* begin *

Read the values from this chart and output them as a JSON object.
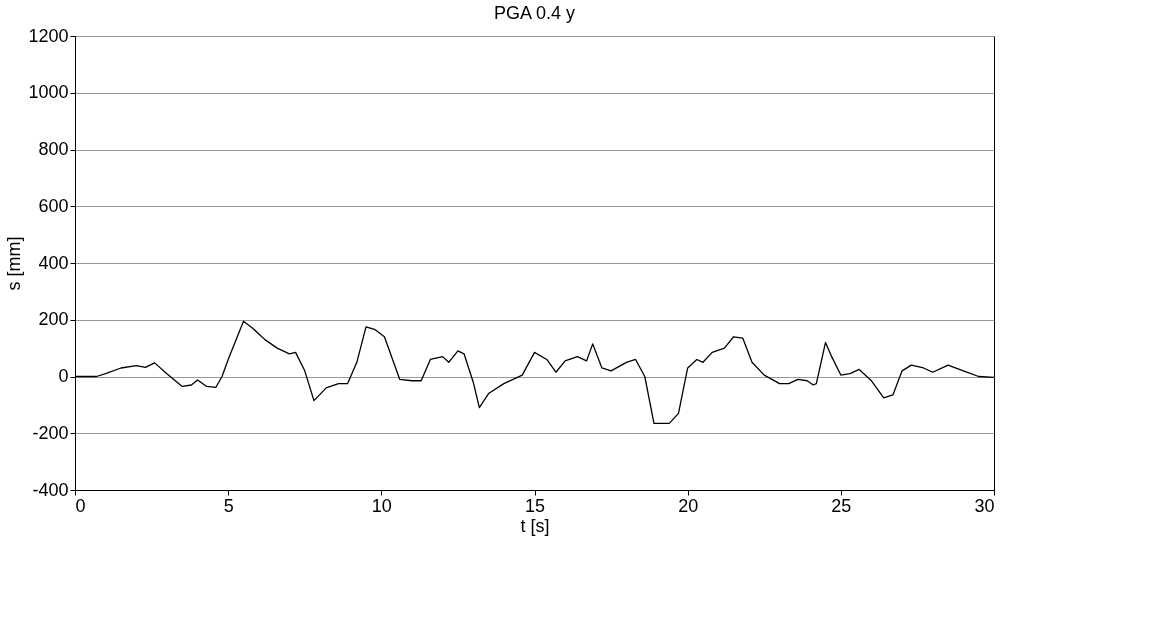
{
  "chart_data": {
    "type": "line",
    "title": "PGA 0.4 y",
    "xlabel": "t [s]",
    "ylabel": "s [mm]",
    "x": [
      0,
      0.7,
      1.0,
      1.5,
      2.0,
      2.3,
      2.6,
      3.0,
      3.5,
      3.8,
      4.0,
      4.3,
      4.6,
      4.8,
      5.0,
      5.5,
      5.8,
      6.2,
      6.6,
      7.0,
      7.2,
      7.5,
      7.8,
      8.2,
      8.6,
      8.9,
      9.2,
      9.5,
      9.8,
      10.1,
      10.3,
      10.6,
      11.0,
      11.3,
      11.6,
      12.0,
      12.2,
      12.5,
      12.7,
      13.0,
      13.2,
      13.5,
      14.0,
      14.3,
      14.6,
      15.0,
      15.4,
      15.7,
      16.0,
      16.4,
      16.7,
      16.9,
      17.2,
      17.5,
      18.0,
      18.3,
      18.6,
      18.9,
      19.4,
      19.7,
      20.0,
      20.3,
      20.5,
      20.8,
      21.2,
      21.5,
      21.8,
      22.1,
      22.5,
      23.0,
      23.3,
      23.6,
      23.9,
      24.1,
      24.2,
      24.5,
      24.7,
      25.0,
      25.3,
      25.6,
      26.0,
      26.4,
      26.7,
      27.0,
      27.3,
      27.7,
      28.0,
      28.5,
      29.0,
      29.5,
      30
    ],
    "series": [
      {
        "color": "#000000",
        "values": [
          0,
          0,
          10,
          30,
          38,
          32,
          48,
          10,
          -35,
          -30,
          -12,
          -35,
          -38,
          0,
          60,
          195,
          170,
          130,
          100,
          80,
          85,
          20,
          -85,
          -40,
          -25,
          -25,
          50,
          175,
          165,
          140,
          80,
          -10,
          -15,
          -15,
          60,
          70,
          50,
          90,
          80,
          -20,
          -110,
          -60,
          -25,
          -10,
          5,
          85,
          60,
          15,
          55,
          70,
          55,
          115,
          30,
          20,
          50,
          60,
          0,
          -165,
          -165,
          -130,
          30,
          60,
          50,
          85,
          100,
          140,
          135,
          50,
          5,
          -25,
          -25,
          -10,
          -15,
          -30,
          -25,
          120,
          70,
          5,
          10,
          25,
          -15,
          -75,
          -65,
          20,
          40,
          30,
          15,
          40,
          20,
          0,
          -3
        ]
      }
    ],
    "xlim": [
      0,
      30
    ],
    "xticks": [
      0,
      5,
      10,
      15,
      20,
      25,
      30
    ],
    "ylim": [
      -400,
      1200
    ],
    "yticks": [
      -400,
      -200,
      0,
      200,
      400,
      600,
      800,
      1000,
      1200
    ],
    "grid": "y",
    "legend": false,
    "marker": "none",
    "line_style": "solid"
  }
}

* end *

Set exercise:
Replicate the material above verbatim; images stay out of the copy.

Solution for this problem:
Read the values from this chart and output them as a JSON object.
{
  "chart_data": {
    "type": "line",
    "title": "PGA 0.4 y",
    "xlabel": "t [s]",
    "ylabel": "s [mm]",
    "x": [
      0,
      0.7,
      1.0,
      1.5,
      2.0,
      2.3,
      2.6,
      3.0,
      3.5,
      3.8,
      4.0,
      4.3,
      4.6,
      4.8,
      5.0,
      5.5,
      5.8,
      6.2,
      6.6,
      7.0,
      7.2,
      7.5,
      7.8,
      8.2,
      8.6,
      8.9,
      9.2,
      9.5,
      9.8,
      10.1,
      10.3,
      10.6,
      11.0,
      11.3,
      11.6,
      12.0,
      12.2,
      12.5,
      12.7,
      13.0,
      13.2,
      13.5,
      14.0,
      14.3,
      14.6,
      15.0,
      15.4,
      15.7,
      16.0,
      16.4,
      16.7,
      16.9,
      17.2,
      17.5,
      18.0,
      18.3,
      18.6,
      18.9,
      19.4,
      19.7,
      20.0,
      20.3,
      20.5,
      20.8,
      21.2,
      21.5,
      21.8,
      22.1,
      22.5,
      23.0,
      23.3,
      23.6,
      23.9,
      24.1,
      24.2,
      24.5,
      24.7,
      25.0,
      25.3,
      25.6,
      26.0,
      26.4,
      26.7,
      27.0,
      27.3,
      27.7,
      28.0,
      28.5,
      29.0,
      29.5,
      30
    ],
    "series": [
      {
        "color": "#000000",
        "values": [
          0,
          0,
          10,
          30,
          38,
          32,
          48,
          10,
          -35,
          -30,
          -12,
          -35,
          -38,
          0,
          60,
          195,
          170,
          130,
          100,
          80,
          85,
          20,
          -85,
          -40,
          -25,
          -25,
          50,
          175,
          165,
          140,
          80,
          -10,
          -15,
          -15,
          60,
          70,
          50,
          90,
          80,
          -20,
          -110,
          -60,
          -25,
          -10,
          5,
          85,
          60,
          15,
          55,
          70,
          55,
          115,
          30,
          20,
          50,
          60,
          0,
          -165,
          -165,
          -130,
          30,
          60,
          50,
          85,
          100,
          140,
          135,
          50,
          5,
          -25,
          -25,
          -10,
          -15,
          -30,
          -25,
          120,
          70,
          5,
          10,
          25,
          -15,
          -75,
          -65,
          20,
          40,
          30,
          15,
          40,
          20,
          0,
          -3
        ]
      }
    ],
    "xlim": [
      0,
      30
    ],
    "xticks": [
      0,
      5,
      10,
      15,
      20,
      25,
      30
    ],
    "ylim": [
      -400,
      1200
    ],
    "yticks": [
      -400,
      -200,
      0,
      200,
      400,
      600,
      800,
      1000,
      1200
    ],
    "grid": "y",
    "legend": false,
    "marker": "none",
    "line_style": "solid"
  }
}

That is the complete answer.